• **REQUIREMENT**: Carry the home-repair blog excerpt forward from its final sentence, continuing the entry on assembling and installing a curtain rail.

• **SOURCE EXCERPT**:

*****

Thursday, July 14, 2011

Repair Electric Kettle.

Collection of Kettles

I have a collection of kettles. Jug kettle, electric kettle and conventional stove kettle. This is not my hobby. I accumulated that many kettles because I refused to discard them after they failed. 
Electric Kettles and Jug Kettle

A conventional stove kettle is kept in my house for emergency purposes, in the event of a power failure. The failed electric kettles were kept in the kitchen cabinet, pending a solution.

I considered the failed kettle too good to dispose off as scrap metal. It is also too expensive to repair. The repair cost is not justifiable.  


The standard repair cost (Panasonic, Sanyo or Faber) is about RM120.00 (USD40.00).
            Heating element RM30.00
            Thermostat          RM20.00
            Labour charges   RM70.00
                                        ----------------
           Total                      RM120.00
                                        =========
Thermostat on the Left   and   Heating element on the Right

This is equivalent to the price of a new electric kettle.
The cheaper brands of kettles, made in Malaysia or China cost only about RM90.00(USD30.00)

Why bother to repair the kettle when the new one cost less than the cost of repair? Think of the mother Earth, think re-cycling.

The electric kettle comprises six components i.e. the body, the cover, the handle, the heating element, the thermostat and the silicon or rubber seal between the thermostat and the heating element. The components that usually failed are either the heating element or the thermostat or both.

With DIY skills, repairing an electric kettle is only a screw driver job of 30minutes.
Heating element positioned inside the kettle

I just discovered an electrical components and parts shop in Jalan Pasar, Kuala Lumpur that sells the kettle heating element and the thermostat. The price of these two components are affordable and justifiable to repair the kettle.These two components are standard sizes and fitted most brands of electric kettles.

The heating element cost RM20.00(USD6.30) and the thermostat cost RM12.00(USD4.00).
Secure the Thermostat to the heating element with 3 screws.

I got my old Panasonic kettle working for only RM32.00(USD10.80)

The old kettle bodies are more sturdy. The new kettle in the market today has a thinner steel sheet for the body, slimmer handle and poor quality heating element & thermostat. The Standard life span of new kettle is approximately three years only, as compared to my old faithfully kettle lasting more than ten years..
Old Kettle repaired @ the cost of RM32.00.

Saturday, March 5, 2011

Assembling and Installing Curtain Rail

Completely assembled curtain rail.


A standard double storey link or terrace house usually comes with  five (5) windows and one sliding main door plus one side door. This exclude the small toilet windows. For the 3-room apartment, there are three standard windows plus one large window at the lounge.
Blank curtain rail cut to the required length

The standard window size is four feet by four feet ( 4 X 4). The master bedroom window is slightly bigger, i.e. six feet by four feet ( 6 X 4). The sliding glass door at the lounge is usually ten feet by seven feet (10 X 7)

The Malaysia’s standard height of window is four (4) feet and the standard height of door is seven (7) feet.
Cross section view of blank curtain rail

End cap
Most Malaysian house owners prefer to cover the window and sliding door with curtain. Blinds are common in offices and commercial building but rarely used  for home.

*****

• **SOURCE MATERIAL**:
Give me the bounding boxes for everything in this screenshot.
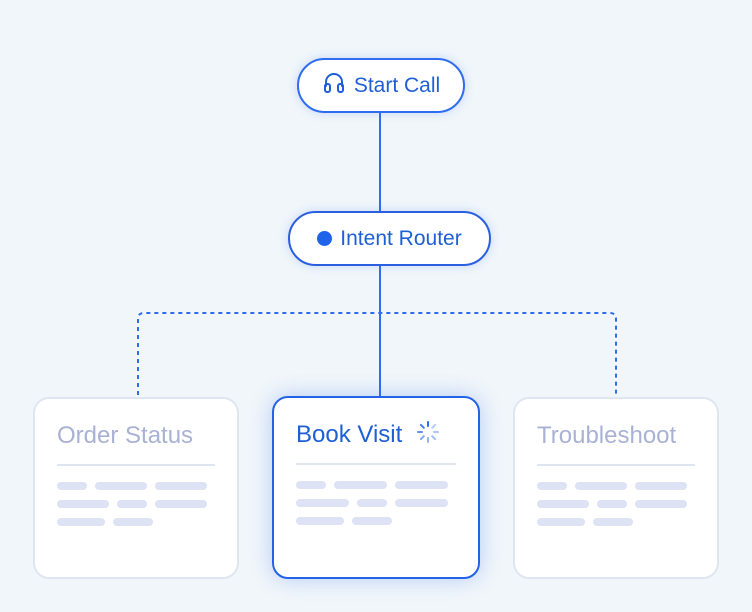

*****

• **EXERCISE RESPONSE**:
The most common type of curtain rail is the hollow channel aluminium curtain rail.
To get a contractor to supply  and fix the curtain rail for the standard double storey house will cost approximately RM420.00 (USD135.00). But if you also purchase the curtain from the same supplier, you may get a discount for the curtain rail of 10 to 20 %.
Curtain rail rollers

Assembling and installing the curtain rail DIY cost only a fraction of the price charged by the contractor or curtain supplier.

Inserting rollers into the curtain rail
The curtain rail and all the components, such as the roller, end cap and bracket, are available at all hardware shop and DIY stores. The hardware shop will cut the curtain rail according to your requirement.

The price of the curtain rail ranging between RM1.20 per foot run to RM2.00 per foot run.. The price of the rail varies with the quality and thickness.

Closing and locking the end of the rail with
End cap.
The components cost and components used are quite standard too. End cap cost RM0.40 each, roller is RM0.10 each and the bracket is selling at RM0.50 each.

Completed curtain rail ready for installation.
You must provide six inches extra curtain rail length for each window. For example if the window is four feet wide, the rail must be four and a half feet long.

Mark the position of the bracket (3 inches above)
before drilling.
For every foot run of curtain rail, three rollers are required. You may add 10% more to the total number of roller, as spare. A bracket is recommended for every three-foot run of rail. A minimum of two brackets are required for each curtain rail.

To assemble the curtain rail, secure one end of the curtain rail with an end cap, with the lock screw tightened.  Insert the required number of rollers into the groove of the rail, through the opposite end.. Finally, close the opposite end of the rail with another end cap and secured it with the screw. It is that simple.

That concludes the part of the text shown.